▶ _TEXTE DE LA PAGE_
-=-=-

GUITARE ELECTRIQUE : instrument de musique crée dans les années 30 aux Etats-Unis.

Les premiers prototypes de l'instrument central du rock furent construits au cours des années 30 et la production en série débuta dans les années 50. Sous sa forme originelle (six cordes) ou sous ses formes dérivées (guitare basse, guitare double-manche, guitare douze cordes, guitare-synthétiseur), elle est devenue le symbole même de cette musique.

La guitare électrique a plusieurs pères. En 1931, George Beauchamp, Paul Barth et Harry Watson construisent pour le compte de la firme californienne Rickenbacker une guitare dotée d'un capteur électromagnétique. Cet instrument, taillé dans une seule pièce de bois et baptisé « Frying Pan » (poêle à frire) en raison de sa forme primitive, nécessitait un amplificateur pour être entendu. En 1932, le capteur de la « Frying Pan », accompagné cette fois d'un contrôle de volume, d'un contrôle de tonalité et d'une prise de sortie au format jack, est installé sur une guitare jazz plus conventionnelle, l'Electro Spanish. Suivant l'exemple de Rickenbacker, des firmes comme Dobro, National, Epiphone et surtout Gibson se lancent à leur tour dans l'électrification des guitares. La Gibson ES-150 , lancée en 1936 et adoptée par le guitariste de jazz Charlie Christian et T-Bone Walker en 1937, s'inspire clairement de l'Electro Spanish. A ce stade, les guitares à caisse pleine sont encore pratiquement inexistantes. Rickenbacker fait exception en proposant la Vibrola Spanish, qui reçoit un système de vibrato motorisé (!) conçu par Clayton Orr Kauffmann, une première pour l'époque.

-=-=-

Données de placement des éléments
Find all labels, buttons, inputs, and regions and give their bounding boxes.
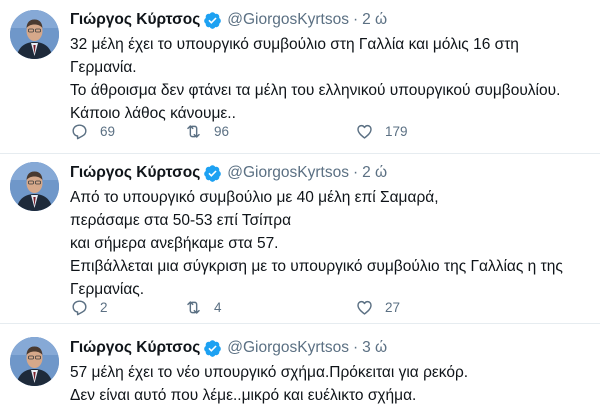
avatar[interactable] (10, 162, 59, 211)
tweet-timestamp[interactable]: 2 ώ (362, 164, 387, 182)
retweet-button[interactable]: 96 (184, 122, 229, 141)
tweet-3[interactable]: Γιώργος Κύρτσος @GiorgosKyrtsos · 3 ώ 57… (0, 324, 600, 417)
author-handle[interactable]: @GiorgosKyrtsos (227, 164, 349, 182)
separator-dot: · (352, 11, 359, 28)
verified-badge-icon (203, 164, 222, 183)
avatar-image (10, 10, 59, 59)
retweet-icon (184, 122, 203, 141)
tweet-header: Γιώργος Κύρτσος @GiorgosKyrtsos · 3 ώ (70, 337, 590, 359)
avatar[interactable] (10, 10, 59, 59)
author-name[interactable]: Γιώργος Κύρτσος (70, 339, 200, 357)
tweet-text-line: Κάποιο λάθος κάνουμε.. (70, 105, 236, 122)
tweet-feed: Γιώργος Κύρτσος @GiorgosKyrtsos · 2 ώ 32… (0, 0, 600, 417)
tweet-timestamp[interactable]: 3 ώ (362, 339, 387, 357)
tweet-header: Γιώργος Κύρτσος @GiorgosKyrtsos · 2 ώ (70, 9, 590, 31)
tweet-timestamp[interactable]: 2 ώ (362, 11, 387, 29)
tweet-text: 32 μέλη έχει το υπουργικό συμβούλιο στη … (70, 33, 590, 125)
author-handle[interactable]: @GiorgosKyrtsos (227, 339, 349, 357)
reply-count: 69 (100, 123, 116, 139)
verified-badge-icon (203, 11, 222, 30)
reply-button[interactable]: 69 (70, 122, 115, 141)
reply-count: 2 (100, 299, 108, 315)
heart-icon (355, 122, 374, 141)
author-handle[interactable]: @GiorgosKyrtsos (227, 11, 349, 29)
tweet-text-line: περάσαμε στα 50-53 επί Τσίπρα (70, 212, 292, 229)
avatar[interactable] (10, 337, 59, 386)
separator-dot: · (352, 164, 359, 181)
like-button[interactable]: 179 (355, 122, 408, 141)
author-name[interactable]: Γιώργος Κύρτσος (70, 164, 200, 182)
avatar-image (10, 162, 59, 211)
retweet-count: 96 (214, 123, 230, 139)
retweet-button[interactable]: 4 (184, 298, 222, 317)
tweet-text-line: και σήμερα ανεβήκαμε στα 57. (70, 235, 279, 252)
tweet-text-line: Από το υπουργικό συμβούλιο με 40 μέλη επ… (70, 189, 439, 206)
reply-button[interactable]: 2 (70, 298, 108, 317)
tweet-text-line: Επιβάλλεται μια σύγκριση με το υπουργικό… (70, 258, 563, 275)
verified-badge-icon (203, 339, 222, 358)
like-count: 27 (385, 299, 401, 315)
tweet-text-line: 32 μέλη έχει το υπουργικό συμβούλιο στη … (70, 36, 519, 53)
reply-icon (70, 298, 89, 317)
heart-icon (355, 298, 374, 317)
author-name[interactable]: Γιώργος Κύρτσος (70, 11, 200, 29)
tweet-text-line: Γερμανία. (70, 59, 137, 76)
tweet-text-line: Γερμανίας. (70, 281, 145, 298)
like-count: 179 (385, 123, 408, 139)
reply-icon (70, 122, 89, 141)
tweet-text-line: Το άθροισμα δεν φτάνει τα μέλη του ελλην… (70, 82, 561, 99)
tweet-text-line: Δεν είναι αυτό που λέμε..μικρό και ευέλι… (70, 387, 417, 404)
tweet-2[interactable]: Γιώργος Κύρτσος @GiorgosKyrtsos · 2 ώ Απ… (0, 154, 600, 324)
tweet-header: Γιώργος Κύρτσος @GiorgosKyrtsos · 2 ώ (70, 162, 590, 184)
tweet-text: 57 μέλη έχει το νέο υπουργικό σχήμα.Πρόκ… (70, 361, 590, 407)
tweet-1[interactable]: Γιώργος Κύρτσος @GiorgosKyrtsos · 2 ώ 32… (0, 0, 600, 154)
like-button[interactable]: 27 (355, 298, 400, 317)
retweet-icon (184, 298, 203, 317)
tweet-text: Από το υπουργικό συμβούλιο με 40 μέλη επ… (70, 186, 590, 301)
retweet-count: 4 (214, 299, 222, 315)
avatar-image (10, 337, 59, 386)
tweet-text-line: 57 μέλη έχει το νέο υπουργικό σχήμα.Πρόκ… (70, 364, 469, 381)
separator-dot: · (352, 339, 359, 356)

-=-=-

▶ _À FAIRE_
(a) Résumez en deux phrases le texte sur la guitare électrique.
(b) Repérez dans la liste chaque ligne qui contient le mot « έχει », puis recopiez ces lignes.

▶ _CORRIGÉS DES EXERCICES_
(a) La guitare électrique, instrument central du rock, a connu ses premiers prototypes dans les années 30 et sa production en série a débuté dans les années 50. En 1931, George Beauchamp, Paul Barth et Harry Watson ont construit pour la firme Rickenbacker la « Frying Pan », dotée d'un capteur électromagnétique, puis des firmes comme Dobro, National, Epiphone et surtout Gibson se sont à leur tour lancées dans l'électrification des guitares.

(b)
tweet-text: 32 μέλη έχει το υπουργικό συμβούλιο στη … (70, 33, 590, 125)
tweet-text-line: 32 μέλη έχει το υπουργικό συμβούλιο στη … (70, 36, 519, 53)
tweet-text: 57 μέλη έχει το νέο υπουργικό σχήμα.Πρόκ… (70, 361, 590, 407)
tweet-text-line: 57 μέλη έχει το νέο υπουργικό σχήμα.Πρόκ… (70, 364, 469, 381)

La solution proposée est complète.